Items »
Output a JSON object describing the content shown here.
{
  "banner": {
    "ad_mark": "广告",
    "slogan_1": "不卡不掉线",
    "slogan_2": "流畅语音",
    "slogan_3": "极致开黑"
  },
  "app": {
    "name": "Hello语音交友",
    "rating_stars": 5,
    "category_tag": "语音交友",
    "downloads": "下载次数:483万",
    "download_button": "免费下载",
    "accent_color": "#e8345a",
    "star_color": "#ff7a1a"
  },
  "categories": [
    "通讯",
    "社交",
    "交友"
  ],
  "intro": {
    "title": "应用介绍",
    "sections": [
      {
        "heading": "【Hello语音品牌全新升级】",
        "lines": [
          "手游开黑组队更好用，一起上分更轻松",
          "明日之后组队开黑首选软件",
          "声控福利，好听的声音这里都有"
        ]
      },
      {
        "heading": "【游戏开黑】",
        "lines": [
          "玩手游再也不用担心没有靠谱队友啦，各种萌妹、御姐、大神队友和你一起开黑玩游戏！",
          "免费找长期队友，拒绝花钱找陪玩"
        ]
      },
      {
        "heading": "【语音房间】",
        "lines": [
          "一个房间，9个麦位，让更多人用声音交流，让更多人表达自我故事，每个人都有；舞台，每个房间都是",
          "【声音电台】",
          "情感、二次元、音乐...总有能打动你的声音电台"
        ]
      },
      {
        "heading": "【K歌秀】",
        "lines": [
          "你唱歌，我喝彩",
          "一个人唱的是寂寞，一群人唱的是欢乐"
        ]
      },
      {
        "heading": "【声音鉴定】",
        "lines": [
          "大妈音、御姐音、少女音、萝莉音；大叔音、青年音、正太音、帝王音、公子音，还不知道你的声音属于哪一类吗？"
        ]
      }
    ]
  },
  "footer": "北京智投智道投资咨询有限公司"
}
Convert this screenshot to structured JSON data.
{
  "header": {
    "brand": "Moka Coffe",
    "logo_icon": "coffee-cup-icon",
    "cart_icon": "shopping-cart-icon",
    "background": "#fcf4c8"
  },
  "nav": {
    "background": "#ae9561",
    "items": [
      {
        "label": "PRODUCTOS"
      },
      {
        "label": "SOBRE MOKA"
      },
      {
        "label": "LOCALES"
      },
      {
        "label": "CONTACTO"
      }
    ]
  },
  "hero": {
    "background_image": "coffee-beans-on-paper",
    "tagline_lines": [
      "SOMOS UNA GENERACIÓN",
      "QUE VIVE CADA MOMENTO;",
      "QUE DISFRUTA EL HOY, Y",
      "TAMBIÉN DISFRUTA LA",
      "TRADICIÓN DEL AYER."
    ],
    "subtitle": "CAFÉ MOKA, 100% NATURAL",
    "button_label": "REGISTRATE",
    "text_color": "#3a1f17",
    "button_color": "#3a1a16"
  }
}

Request »
Reproduce each entry from the records above, character for character.

Full answer »
Output a JSON object describing the content shown here.
{
  "banner": {
    "ad_mark": "广告",
    "slogan_1": "不卡不掉线",
    "slogan_2": "流畅语音",
    "slogan_3": "极致开黑"
  },
  "app": {
    "name": "Hello语音交友",
    "rating_stars": 5,
    "category_tag": "语音交友",
    "downloads": "下载次数:483万",
    "download_button": "免费下载",
    "accent_color": "#e8345a",
    "star_color": "#ff7a1a"
  },
  "categories": [
    "通讯",
    "社交",
    "交友"
  ],
  "intro": {
    "title": "应用介绍",
    "sections": [
      {
        "heading": "【Hello语音品牌全新升级】",
        "lines": [
          "手游开黑组队更好用，一起上分更轻松",
          "明日之后组队开黑首选软件",
          "声控福利，好听的声音这里都有"
        ]
      },
      {
        "heading": "【游戏开黑】",
        "lines": [
          "玩手游再也不用担心没有靠谱队友啦，各种萌妹、御姐、大神队友和你一起开黑玩游戏！",
          "免费找长期队友，拒绝花钱找陪玩"
        ]
      },
      {
        "heading": "【语音房间】",
        "lines": [
          "一个房间，9个麦位，让更多人用声音交流，让更多人表达自我故事，每个人都有；舞台，每个房间都是",
          "【声音电台】",
          "情感、二次元、音乐...总有能打动你的声音电台"
        ]
      },
      {
        "heading": "【K歌秀】",
        "lines": [
          "你唱歌，我喝彩",
          "一个人唱的是寂寞，一群人唱的是欢乐"
        ]
      },
      {
        "heading": "【声音鉴定】",
        "lines": [
          "大妈音、御姐音、少女音、萝莉音；大叔音、青年音、正太音、帝王音、公子音，还不知道你的声音属于哪一类吗？"
        ]
      }
    ]
  },
  "footer": "北京智投智道投资咨询有限公司"
}
Convert this screenshot to structured JSON data.
{
  "header": {
    "brand": "Moka Coffe",
    "logo_icon": "coffee-cup-icon",
    "cart_icon": "shopping-cart-icon",
    "background": "#fcf4c8"
  },
  "nav": {
    "background": "#ae9561",
    "items": [
      {
        "label": "PRODUCTOS"
      },
      {
        "label": "SOBRE MOKA"
      },
      {
        "label": "LOCALES"
      },
      {
        "label": "CONTACTO"
      }
    ]
  },
  "hero": {
    "background_image": "coffee-beans-on-paper",
    "tagline_lines": [
      "SOMOS UNA GENERACIÓN",
      "QUE VIVE CADA MOMENTO;",
      "QUE DISFRUTA EL HOY, Y",
      "TAMBIÉN DISFRUTA LA",
      "TRADICIÓN DEL AYER."
    ],
    "subtitle": "CAFÉ MOKA, 100% NATURAL",
    "button_label": "REGISTRATE",
    "text_color": "#3a1f17",
    "button_color": "#3a1a16"
  }
}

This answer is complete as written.